* [Work required]
Select all lines with the string "INDEX" in them, and copy those lines.

* [Task input]
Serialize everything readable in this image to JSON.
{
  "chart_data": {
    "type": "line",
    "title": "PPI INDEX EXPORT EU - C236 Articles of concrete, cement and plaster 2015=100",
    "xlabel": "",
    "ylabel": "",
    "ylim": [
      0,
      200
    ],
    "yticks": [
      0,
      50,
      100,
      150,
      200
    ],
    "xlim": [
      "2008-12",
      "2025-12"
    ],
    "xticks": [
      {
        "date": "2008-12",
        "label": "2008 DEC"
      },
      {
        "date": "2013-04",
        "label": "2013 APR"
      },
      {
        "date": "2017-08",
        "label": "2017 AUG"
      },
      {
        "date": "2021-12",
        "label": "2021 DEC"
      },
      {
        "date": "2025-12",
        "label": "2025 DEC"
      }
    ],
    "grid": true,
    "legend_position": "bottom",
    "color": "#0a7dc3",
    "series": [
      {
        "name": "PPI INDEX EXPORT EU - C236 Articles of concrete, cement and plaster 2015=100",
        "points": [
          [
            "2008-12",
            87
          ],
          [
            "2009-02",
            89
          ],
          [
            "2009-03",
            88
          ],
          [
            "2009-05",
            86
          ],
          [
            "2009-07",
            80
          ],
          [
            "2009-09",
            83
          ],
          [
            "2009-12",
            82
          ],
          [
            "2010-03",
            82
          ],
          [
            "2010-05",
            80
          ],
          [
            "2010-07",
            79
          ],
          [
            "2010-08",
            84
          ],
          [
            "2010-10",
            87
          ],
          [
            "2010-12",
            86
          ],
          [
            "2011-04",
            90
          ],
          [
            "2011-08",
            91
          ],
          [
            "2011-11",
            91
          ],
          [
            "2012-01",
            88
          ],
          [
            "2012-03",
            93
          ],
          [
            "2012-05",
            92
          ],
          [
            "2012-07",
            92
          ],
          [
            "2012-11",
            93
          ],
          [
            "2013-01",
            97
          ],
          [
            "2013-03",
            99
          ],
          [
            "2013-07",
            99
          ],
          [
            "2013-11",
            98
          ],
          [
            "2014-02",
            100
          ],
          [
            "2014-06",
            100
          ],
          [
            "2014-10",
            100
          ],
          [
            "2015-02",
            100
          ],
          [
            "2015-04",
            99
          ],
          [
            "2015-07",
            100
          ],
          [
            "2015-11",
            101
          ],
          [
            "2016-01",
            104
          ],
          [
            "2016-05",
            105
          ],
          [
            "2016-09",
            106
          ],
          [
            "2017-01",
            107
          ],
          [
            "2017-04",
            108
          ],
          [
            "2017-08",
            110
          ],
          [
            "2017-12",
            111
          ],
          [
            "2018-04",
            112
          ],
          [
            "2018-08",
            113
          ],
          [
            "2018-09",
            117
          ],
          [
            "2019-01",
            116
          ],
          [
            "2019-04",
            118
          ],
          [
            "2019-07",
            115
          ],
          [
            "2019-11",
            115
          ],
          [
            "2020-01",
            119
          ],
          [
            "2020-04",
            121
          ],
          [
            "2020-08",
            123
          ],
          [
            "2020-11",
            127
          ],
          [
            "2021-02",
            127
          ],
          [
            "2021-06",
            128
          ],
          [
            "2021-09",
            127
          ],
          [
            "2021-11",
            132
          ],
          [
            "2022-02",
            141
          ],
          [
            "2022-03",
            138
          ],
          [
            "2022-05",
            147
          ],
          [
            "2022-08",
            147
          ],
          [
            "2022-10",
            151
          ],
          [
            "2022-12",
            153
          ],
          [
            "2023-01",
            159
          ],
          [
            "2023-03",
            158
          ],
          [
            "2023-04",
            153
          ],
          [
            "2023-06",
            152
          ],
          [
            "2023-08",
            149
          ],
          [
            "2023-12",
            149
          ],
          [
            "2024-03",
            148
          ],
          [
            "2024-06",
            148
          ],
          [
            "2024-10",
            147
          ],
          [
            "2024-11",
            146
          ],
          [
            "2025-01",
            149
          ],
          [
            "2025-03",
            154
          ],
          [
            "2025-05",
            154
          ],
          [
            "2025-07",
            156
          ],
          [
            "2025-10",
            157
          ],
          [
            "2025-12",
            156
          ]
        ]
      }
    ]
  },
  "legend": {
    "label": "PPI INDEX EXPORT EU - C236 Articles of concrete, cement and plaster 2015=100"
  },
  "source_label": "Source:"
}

* [Solution below]
    "title": "PPI INDEX EXPORT EU - C236 Articles of concrete, cement and plaster 2015=100",
        "name": "PPI INDEX EXPORT EU - C236 Articles of concrete, cement and plaster 2015=100",
    "label": "PPI INDEX EXPORT EU - C236 Articles of concrete, cement and plaster 2015=100"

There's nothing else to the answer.